### EXTRACT TO READ

  7. Tracey April 7, 2013 at 10:40 am #

    I just re-subscribed. Bring it, dear one. xoxo from Colorado.

  8. Alissa April 5, 2013 at 1:03 pm #

    I loved every second of this!! Every word and I cant’ wait to hear more my friend. xo

  9. Shannon April 5, 2013 at 8:24 am #

    Beauty from ashes. Our stories making us more than parts…a journey to finding the whole.

  10. Jaclynn April 5, 2013 at 12:53 am #

    I know only a little, but I’ve always had respect for you and your journey and how to weave words and share your heart. Please keep on. :) *hugs*

  11. Chelsea April 5, 2013 at 12:48 am #

    This. Is. Amazing. I am inspired and in awe of your writings. I see myself coming out in this. I think we all do. We all have secrets, wrapped up tight, and waiting to be released. The only way to find freedom is to release them. Your strength might inspire hundreds to release their own. And find freedom too. <3 You're awesome woman, and I can't wait to read more.

  12. Sarah Denley April 5, 2013 at 12:09 am #

    This is beautiful. And I can’t wait for more.

  13. Mary @ Giving Up on Perfect April 4, 2013 at 9:53 pm #

    Me too, friend. When I’m honest…me too. And I love that you shared all this. Looking forward to more of your stories!

  14. Wendi April 4, 2013 at 8:14 pm #

    The stories are what make us who we are..they are the up’s and down’s of life, the good and the bad they make you who you are:)

### Items listed in a dataset
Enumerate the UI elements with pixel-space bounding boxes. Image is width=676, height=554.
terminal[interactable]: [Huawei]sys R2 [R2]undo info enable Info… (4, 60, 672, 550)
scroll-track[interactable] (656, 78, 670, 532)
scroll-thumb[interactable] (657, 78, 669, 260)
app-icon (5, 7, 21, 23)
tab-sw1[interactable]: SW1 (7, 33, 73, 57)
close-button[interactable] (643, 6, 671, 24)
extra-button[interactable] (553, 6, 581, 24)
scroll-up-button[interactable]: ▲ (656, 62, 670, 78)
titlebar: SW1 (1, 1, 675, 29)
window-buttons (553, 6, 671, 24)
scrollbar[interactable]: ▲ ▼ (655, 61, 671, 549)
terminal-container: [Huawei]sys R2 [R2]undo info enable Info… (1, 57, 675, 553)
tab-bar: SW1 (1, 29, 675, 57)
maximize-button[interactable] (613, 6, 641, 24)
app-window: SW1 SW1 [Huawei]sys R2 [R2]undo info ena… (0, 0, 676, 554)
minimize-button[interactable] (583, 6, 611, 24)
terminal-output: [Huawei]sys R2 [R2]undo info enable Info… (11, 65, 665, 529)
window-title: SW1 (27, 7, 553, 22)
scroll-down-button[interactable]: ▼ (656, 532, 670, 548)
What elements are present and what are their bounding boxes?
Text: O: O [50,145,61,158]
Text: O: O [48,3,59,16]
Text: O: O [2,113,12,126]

### EXERCISE
Output the blog comments from "I know only" up to and including "wait for more.". The records play no part in this work.

### FINISHED EXERCISE
I know only a little, but I’ve always had respect for you and your journey and how to weave words and share your heart. Please keep on. :) *hugs*

  11. Chelsea April 5, 2013 at 12:48 am #

    This. Is. Amazing. I am inspired and in awe of your writings. I see myself coming out in this. I think we all do. We all have secrets, wrapped up tight, and waiting to be released. The only way to find freedom is to release them. Your strength might inspire hundreds to release their own. And find freedom too. <3 You're awesome woman, and I can't wait to read more.

  12. Sarah Denley April 5, 2013 at 12:09 am #

    This is beautiful. And I can’t wait for more.